Extracted records:

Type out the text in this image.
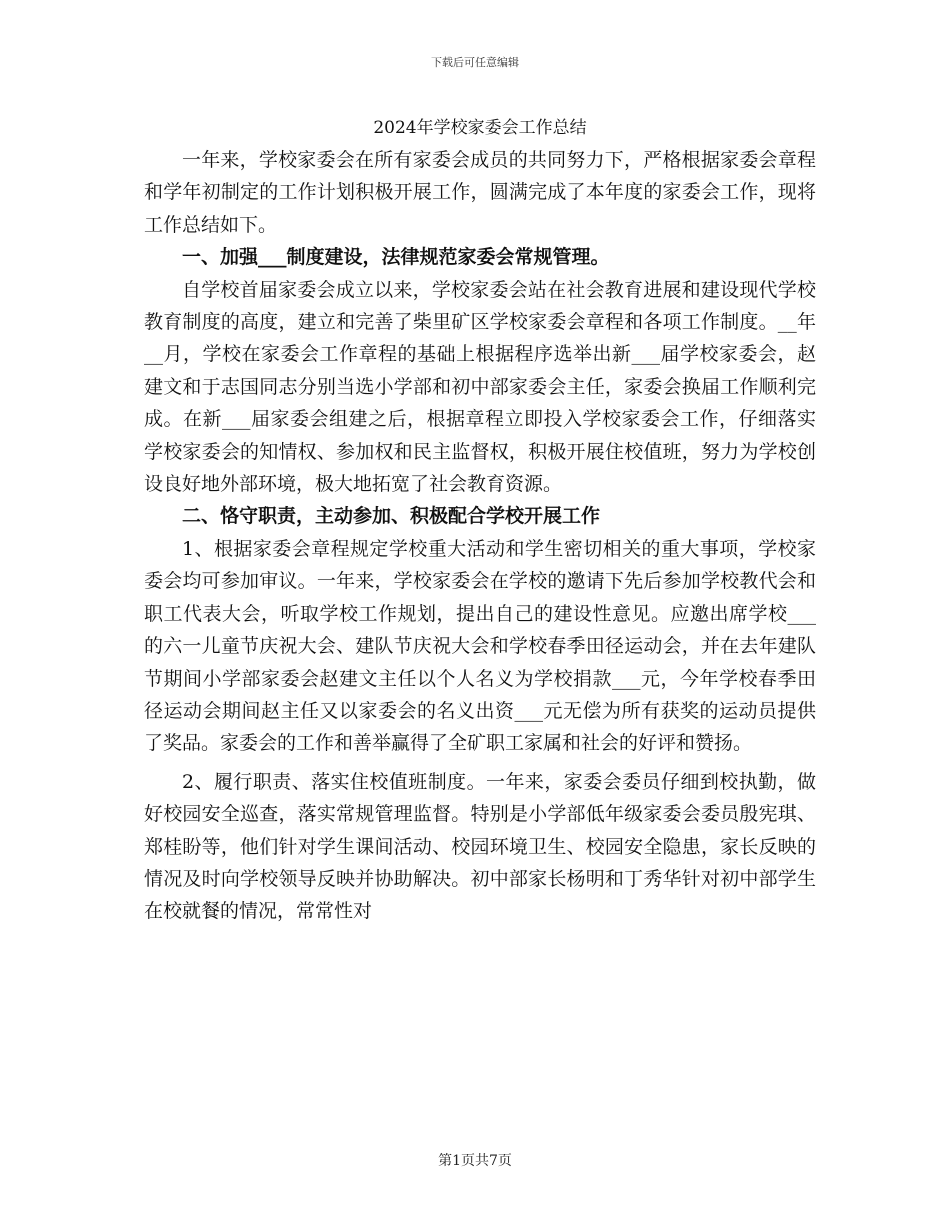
下载后可任意编辑
2024年学校家委会工作总结

一年来，学校家委会在所有家委会成员的共同努力下，严格根据家委会章程和学年初制定的工作计划积极开展工作，圆满完成了本年度的家委会工作，现将工作总结如下。

一、加强___制度建设，法律规范家委会常规管理。

自学校首届家委会成立以来，学校家委会站在社会教育进展和建设现代学校教育制度的高度，建立和完善了柴里矿区学校家委会章程和各项工作制度。__年__月，学校在家委会工作章程的基础上根据程序选举出新___届学校家委会，赵建文和于志国同志分别当选小学部和初中部家委会主任，家委会换届工作顺利完成。在新___届家委会组建之后，根据章程立即投入学校家委会工作，仔细落实学校家委会的知情权、参加权和民主监督权，积极开展住校值班，努力为学校创设良好地外部环境，极大地拓宽了社会教育资源。

二、恪守职责，主动参加、积极配合学校开展工作

1、根据家委会章程规定学校重大活动和学生密切相关的重大事项，学校家委会均可参加审议。一年来，学校家委会在学校的邀请下先后参加学校教代会和职工代表大会，听取学校工作规划，提出自己的建设性意见。应邀出席学校___的六一儿童节庆祝大会、建队节庆祝大会和学校春季田径运动会，并在去年建队节期间小学部家委会赵建文主任以个人名义为学校捐款___元，今年学校春季田径运动会期间赵主任又以家委会的名义出资___元无偿为所有获奖的运动员提供了奖品。家委会的工作和善举赢得了全矿职工家属和社会的好评和赞扬。

2、履行职责、落实住校值班制度。一年来，家委会委员仔细到校执勤，做好校园安全巡查，落实常规管理监督。特别是小学部低年级家委会委员殷宪琪、郑桂盼等，他们针对学生课间活动、校园环境卫生、校园安全隐患，家长反映的情况及时向学校领导反映并协助解决。初中部家长杨明和丁秀华针对初中部学生在校就餐的情况，常常性对

第1页共7页
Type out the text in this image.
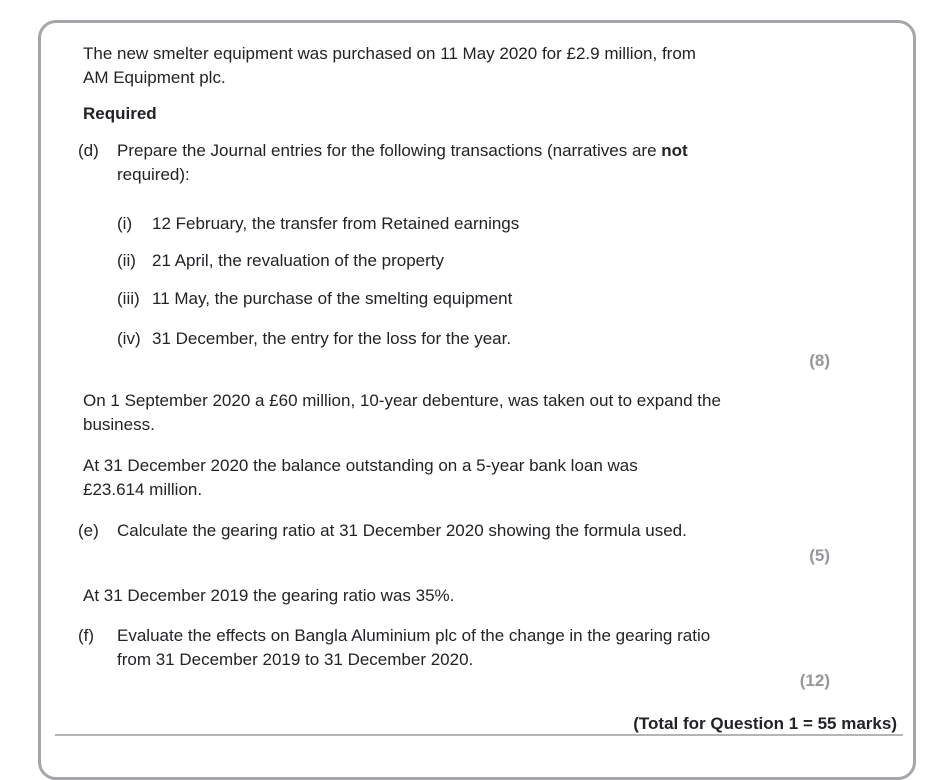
The new smelter equipment was purchased on 11 May 2020 for £2.9 million, from
AM Equipment plc.
Required
(d)	Prepare the Journal entries for the following transactions (narratives are not
required):
(i)	12 February, the transfer from Retained earnings
(ii) 21 April, the revaluation of the property
(iii) 11 May, the purchase of the smelting equipment
(iv) 31 December, the entry for the loss for the year.
(8)
On 1 September 2020 a £60 million, 10-year debenture, was taken out to expand the
business.
At 31 December 2020 the balance outstanding on a 5-year bank loan was
£23.614 million.
(e)	Calculate the gearing ratio at 31 December 2020 showing the formula used.
(5)
At 31 December 2019 the gearing ratio was 35%.
(f)	Evaluate the effects on Bangla Aluminium plc of the change in the gearing ratio
from 31 December 2019 to 31 December 2020.
(12)
(Total for Question 1 = 55 marks)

● **Exercise details**
Whichever lines contain the string "year", select and copy them.

● **Full solution**
(iv) 31 December, the entry for the loss for the year.
On 1 September 2020 a £60 million, 10-year debenture, was taken out to expand the
At 31 December 2020 the balance outstanding on a 5-year bank loan was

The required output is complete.